| Text to read |
CPU high temps under load

ButUsername1

Honorable
Mar 9, 2015
22
0
10,510
i7 3770k
Sabertooth Z77
2x8GB Ripjaws X 1333Mhz Ram
Corsair H80i

Ambient temperature around 31.5C

OC'd to 4.5Ghz, voltage at 1.25V for CPU, 1.55V for Ram

Prime95 90+ to 100C

Max temp at 90+ when playing Battlefield 4 at max settings

Photos of settings will be provided if needed.
 
Solution
Well, that's your issue. Rear locations are for exhaust. Cooling flows from front to rear. Front, bottom and side locations should be used as intake. Top and rear locations should be used as exhaust. The only exception is when a radiator is used in the top location, some configurations use those as intake. Aside from that, there should be no deviation unless you have a top rear mounted PSU, which most case designs do not use anymore.

I'd move the radiator to the front or top, configured as intake in either location in a push configuration. Use the front location if at the top, bottom if at the front. Use the two remaining top locations as exhaust if top mounted with the rear as an exhaust as well. The rear exhaust is the most important...

ButUsername1

Honorable
Mar 9, 2015
22
0
10,510


Radiator is in push configuration at the rear as an intake. Enthoo Luxe case. The fan that's used with the radiator is the original one that comes with the H80i. 2 140mm and 1 120mm exhaust on the top of the case. one 200mm fan intake at the front and 1 120mm intake at the bottom.

Prime95 I usually just run a blend test. I'm new to CPU overclocking though so I just followed the settings from here.
http://www.techpowerup.com/forums/threads/i7-3770k-4-5ghz-overclocking.191536/

Though even under Asus automatic overclock settings, my idle temps still reach 80+ 90+ during Prime95 testing, and 40+ on idle.
 
Well, that's your issue. Rear locations are for exhaust. Cooling flows from front to rear. Front, bottom and side locations should be used as intake. Top and rear locations should be used as exhaust. The only exception is when a radiator is used in the top location, some configurations use those as intake. Aside from that, there should be no deviation unless you have a top rear mounted PSU, which most case designs do not use anymore.

| Goals |
[1] For each statement, indicate whether the forum thread on CPU temperatures supports it, answering yes or no and quoting the words that decide it. (a) The ambient temperature is around 31.5C. (b) The radiator is mounted at the rear as an exhaust. (c) The RAM voltage is set to 1.25V.
[2] According to the forum thread on CPU temperatures, which case does the poster use?
[3] Write a continuation of the forum thread on CPU temperatures, starting after its final sentence.
The listing that comes next has no connection to the forum thread on CPU temperatures.

| Data |
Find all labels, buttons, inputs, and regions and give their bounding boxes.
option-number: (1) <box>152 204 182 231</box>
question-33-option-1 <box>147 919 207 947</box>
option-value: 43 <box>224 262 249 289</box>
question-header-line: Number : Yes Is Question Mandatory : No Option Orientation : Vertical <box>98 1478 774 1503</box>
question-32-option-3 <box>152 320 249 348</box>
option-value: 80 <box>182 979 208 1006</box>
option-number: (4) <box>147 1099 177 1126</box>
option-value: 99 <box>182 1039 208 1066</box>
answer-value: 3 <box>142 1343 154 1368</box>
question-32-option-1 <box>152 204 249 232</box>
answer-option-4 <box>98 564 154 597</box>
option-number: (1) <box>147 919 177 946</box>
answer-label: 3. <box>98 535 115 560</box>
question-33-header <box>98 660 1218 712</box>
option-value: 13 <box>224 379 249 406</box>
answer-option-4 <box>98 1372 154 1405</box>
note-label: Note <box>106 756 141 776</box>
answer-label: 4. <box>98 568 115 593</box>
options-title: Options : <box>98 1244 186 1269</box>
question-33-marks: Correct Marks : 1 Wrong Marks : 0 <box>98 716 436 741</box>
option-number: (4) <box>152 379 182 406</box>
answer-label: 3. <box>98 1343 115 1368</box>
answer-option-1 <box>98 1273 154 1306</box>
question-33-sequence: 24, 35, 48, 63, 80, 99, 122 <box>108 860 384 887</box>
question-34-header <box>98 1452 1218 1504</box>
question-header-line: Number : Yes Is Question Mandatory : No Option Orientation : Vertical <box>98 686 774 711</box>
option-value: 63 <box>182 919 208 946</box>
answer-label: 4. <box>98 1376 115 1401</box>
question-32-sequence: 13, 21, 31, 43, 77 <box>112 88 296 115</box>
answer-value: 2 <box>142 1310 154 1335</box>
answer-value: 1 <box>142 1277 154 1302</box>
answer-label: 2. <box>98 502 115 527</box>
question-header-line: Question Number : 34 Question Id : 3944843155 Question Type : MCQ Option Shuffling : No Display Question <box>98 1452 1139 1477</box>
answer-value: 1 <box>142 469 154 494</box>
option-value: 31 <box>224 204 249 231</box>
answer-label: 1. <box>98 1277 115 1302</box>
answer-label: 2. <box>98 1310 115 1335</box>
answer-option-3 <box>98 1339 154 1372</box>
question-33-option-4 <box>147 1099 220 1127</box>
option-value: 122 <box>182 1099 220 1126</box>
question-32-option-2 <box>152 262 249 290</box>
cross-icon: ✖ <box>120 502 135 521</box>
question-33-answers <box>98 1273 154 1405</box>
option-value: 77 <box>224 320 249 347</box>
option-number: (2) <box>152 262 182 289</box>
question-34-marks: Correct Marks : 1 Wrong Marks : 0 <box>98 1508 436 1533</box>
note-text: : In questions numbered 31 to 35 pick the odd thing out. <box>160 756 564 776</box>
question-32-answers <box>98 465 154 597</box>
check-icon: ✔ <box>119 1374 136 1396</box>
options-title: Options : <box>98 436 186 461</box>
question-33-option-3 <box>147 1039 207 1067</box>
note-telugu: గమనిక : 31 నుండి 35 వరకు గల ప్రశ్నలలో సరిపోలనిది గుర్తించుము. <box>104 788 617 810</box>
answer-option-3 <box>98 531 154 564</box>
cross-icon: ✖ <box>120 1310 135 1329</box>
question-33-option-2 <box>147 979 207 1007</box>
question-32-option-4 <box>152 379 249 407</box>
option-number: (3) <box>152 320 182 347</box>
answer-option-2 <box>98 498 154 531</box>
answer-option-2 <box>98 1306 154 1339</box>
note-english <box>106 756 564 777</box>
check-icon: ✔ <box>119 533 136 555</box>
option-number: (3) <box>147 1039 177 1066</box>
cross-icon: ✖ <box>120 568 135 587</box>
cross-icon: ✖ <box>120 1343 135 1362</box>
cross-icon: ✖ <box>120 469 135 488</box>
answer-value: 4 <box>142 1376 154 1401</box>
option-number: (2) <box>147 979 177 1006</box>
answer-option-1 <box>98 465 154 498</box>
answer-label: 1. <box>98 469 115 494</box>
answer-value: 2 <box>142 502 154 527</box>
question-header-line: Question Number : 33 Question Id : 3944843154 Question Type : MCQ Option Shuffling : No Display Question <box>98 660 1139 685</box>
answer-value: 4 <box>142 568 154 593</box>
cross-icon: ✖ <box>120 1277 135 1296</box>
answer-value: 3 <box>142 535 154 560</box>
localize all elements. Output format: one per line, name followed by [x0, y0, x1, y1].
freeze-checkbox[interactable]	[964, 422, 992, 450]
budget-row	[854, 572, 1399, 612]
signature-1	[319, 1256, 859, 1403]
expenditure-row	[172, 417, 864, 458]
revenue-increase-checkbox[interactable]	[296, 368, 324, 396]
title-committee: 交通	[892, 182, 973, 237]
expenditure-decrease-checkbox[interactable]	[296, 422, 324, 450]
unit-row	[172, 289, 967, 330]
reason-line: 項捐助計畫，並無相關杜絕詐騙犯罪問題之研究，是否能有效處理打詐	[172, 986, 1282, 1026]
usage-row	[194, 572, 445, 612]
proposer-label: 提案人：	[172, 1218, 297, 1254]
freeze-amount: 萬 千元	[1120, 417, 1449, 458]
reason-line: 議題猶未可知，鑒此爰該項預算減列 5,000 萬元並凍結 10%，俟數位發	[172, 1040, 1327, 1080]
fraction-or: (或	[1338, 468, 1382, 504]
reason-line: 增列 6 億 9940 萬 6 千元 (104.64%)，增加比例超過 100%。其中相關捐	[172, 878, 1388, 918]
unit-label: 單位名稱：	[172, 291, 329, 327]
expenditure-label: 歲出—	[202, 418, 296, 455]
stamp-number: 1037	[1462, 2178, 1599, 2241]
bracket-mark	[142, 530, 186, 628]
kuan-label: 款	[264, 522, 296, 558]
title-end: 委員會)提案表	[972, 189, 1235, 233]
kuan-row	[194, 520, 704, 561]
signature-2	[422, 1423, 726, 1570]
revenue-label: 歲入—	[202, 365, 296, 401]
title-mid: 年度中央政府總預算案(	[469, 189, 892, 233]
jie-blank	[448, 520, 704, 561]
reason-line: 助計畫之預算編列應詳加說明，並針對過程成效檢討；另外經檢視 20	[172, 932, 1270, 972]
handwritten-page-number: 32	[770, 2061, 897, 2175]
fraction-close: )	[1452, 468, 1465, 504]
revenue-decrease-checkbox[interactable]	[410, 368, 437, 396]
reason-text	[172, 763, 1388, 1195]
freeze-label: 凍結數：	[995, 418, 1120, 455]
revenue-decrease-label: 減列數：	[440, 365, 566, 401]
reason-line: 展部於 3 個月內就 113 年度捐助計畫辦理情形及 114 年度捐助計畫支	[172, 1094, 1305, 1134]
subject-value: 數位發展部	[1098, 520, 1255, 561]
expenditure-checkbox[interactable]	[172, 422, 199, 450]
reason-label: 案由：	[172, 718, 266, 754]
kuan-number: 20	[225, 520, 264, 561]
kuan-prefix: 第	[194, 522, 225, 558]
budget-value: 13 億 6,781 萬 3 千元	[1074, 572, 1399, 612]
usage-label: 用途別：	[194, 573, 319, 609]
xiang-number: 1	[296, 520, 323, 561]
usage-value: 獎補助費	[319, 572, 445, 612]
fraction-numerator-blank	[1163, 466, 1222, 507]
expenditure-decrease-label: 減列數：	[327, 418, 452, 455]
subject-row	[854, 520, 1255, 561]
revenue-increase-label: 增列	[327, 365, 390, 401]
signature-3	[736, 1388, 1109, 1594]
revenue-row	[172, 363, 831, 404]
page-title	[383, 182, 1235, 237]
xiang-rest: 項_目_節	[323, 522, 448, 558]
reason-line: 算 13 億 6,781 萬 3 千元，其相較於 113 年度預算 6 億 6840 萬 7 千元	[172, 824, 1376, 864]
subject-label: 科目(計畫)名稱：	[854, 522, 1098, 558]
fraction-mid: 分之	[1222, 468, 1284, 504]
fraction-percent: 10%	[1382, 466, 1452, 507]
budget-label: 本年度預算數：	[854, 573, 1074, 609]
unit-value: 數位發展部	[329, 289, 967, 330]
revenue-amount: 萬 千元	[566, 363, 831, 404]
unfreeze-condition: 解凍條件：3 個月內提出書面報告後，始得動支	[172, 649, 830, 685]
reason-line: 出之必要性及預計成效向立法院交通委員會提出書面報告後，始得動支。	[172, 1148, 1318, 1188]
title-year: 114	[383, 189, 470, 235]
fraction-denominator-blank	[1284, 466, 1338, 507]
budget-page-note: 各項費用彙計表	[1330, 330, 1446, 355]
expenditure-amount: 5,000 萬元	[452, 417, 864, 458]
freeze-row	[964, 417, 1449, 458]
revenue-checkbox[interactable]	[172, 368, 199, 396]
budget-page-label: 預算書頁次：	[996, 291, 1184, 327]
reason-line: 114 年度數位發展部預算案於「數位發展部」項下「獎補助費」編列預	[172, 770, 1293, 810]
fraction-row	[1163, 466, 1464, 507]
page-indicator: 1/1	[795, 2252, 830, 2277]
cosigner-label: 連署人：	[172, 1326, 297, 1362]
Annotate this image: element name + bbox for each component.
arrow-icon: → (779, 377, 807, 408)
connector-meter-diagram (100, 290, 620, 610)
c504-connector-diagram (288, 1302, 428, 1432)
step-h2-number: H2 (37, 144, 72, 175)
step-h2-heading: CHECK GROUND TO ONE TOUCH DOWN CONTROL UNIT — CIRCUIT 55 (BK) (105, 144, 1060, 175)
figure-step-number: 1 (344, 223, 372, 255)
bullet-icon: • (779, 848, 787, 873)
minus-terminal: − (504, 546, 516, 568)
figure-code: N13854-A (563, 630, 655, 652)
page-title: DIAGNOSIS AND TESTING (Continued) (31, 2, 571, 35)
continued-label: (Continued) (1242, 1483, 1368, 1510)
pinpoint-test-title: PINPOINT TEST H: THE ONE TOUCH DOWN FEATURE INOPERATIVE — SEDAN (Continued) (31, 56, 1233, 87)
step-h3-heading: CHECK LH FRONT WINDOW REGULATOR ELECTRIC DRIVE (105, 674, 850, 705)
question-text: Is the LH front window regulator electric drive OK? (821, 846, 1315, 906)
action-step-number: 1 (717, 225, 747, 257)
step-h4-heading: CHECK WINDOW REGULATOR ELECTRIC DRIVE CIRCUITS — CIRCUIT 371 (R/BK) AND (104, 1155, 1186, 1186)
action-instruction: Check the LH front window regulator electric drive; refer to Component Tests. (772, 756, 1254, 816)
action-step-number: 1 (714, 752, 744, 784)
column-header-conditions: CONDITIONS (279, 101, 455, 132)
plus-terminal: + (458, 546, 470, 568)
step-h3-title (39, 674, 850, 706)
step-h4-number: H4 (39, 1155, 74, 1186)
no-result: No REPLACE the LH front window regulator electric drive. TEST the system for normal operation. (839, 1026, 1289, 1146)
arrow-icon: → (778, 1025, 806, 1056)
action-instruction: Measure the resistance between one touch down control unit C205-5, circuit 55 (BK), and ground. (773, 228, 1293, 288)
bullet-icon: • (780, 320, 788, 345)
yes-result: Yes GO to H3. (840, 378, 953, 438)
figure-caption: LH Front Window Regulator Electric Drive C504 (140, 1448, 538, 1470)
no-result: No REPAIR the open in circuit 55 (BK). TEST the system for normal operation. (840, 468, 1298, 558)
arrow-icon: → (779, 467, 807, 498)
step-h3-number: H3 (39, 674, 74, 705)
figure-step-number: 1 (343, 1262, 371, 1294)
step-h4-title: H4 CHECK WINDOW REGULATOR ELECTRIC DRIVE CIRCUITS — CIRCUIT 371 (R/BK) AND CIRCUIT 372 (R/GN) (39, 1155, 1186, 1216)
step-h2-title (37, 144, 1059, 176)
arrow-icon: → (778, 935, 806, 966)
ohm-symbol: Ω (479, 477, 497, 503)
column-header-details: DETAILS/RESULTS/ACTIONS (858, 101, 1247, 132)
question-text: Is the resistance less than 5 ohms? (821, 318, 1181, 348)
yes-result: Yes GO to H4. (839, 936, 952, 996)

| Responses to the exercise |
[1]
(a) Yes: "Ambient temperature around 31.5C"
(b) No: "Radiator is in push configuration at the rear as an intake."
(c) No: "1.55V for Ram"

[2] An Enthoo Luxe case.

[3]
I'd move the radiator to the front or top, configured as intake in either location in a push configuration. Use the front location if at the top, bottom if at the front. Use the two remaining top locations as exhaust if top mounted with the rear as an exhaust as well. The rear exhaust is the most important fan in the case and is the area of the case where the most heat tends to accumulate due to the CPU, GPU and PSU heat all rising to that spot. This is why even cheap cases that come with only one or two fan locations will ALWAYS have an included fan in that location.

OR, leave the radiator where it is but flip the fan as an exhaust. It's not the most efficient method since you'll be using already heated air to run through the radiator, but plenty of systems use it that way. I'd personally put the radiator in the front or bottom, which is where the coolest air will be found, and use all the other fan locations as they were intended to be used with front intakes and top/rear exhaust.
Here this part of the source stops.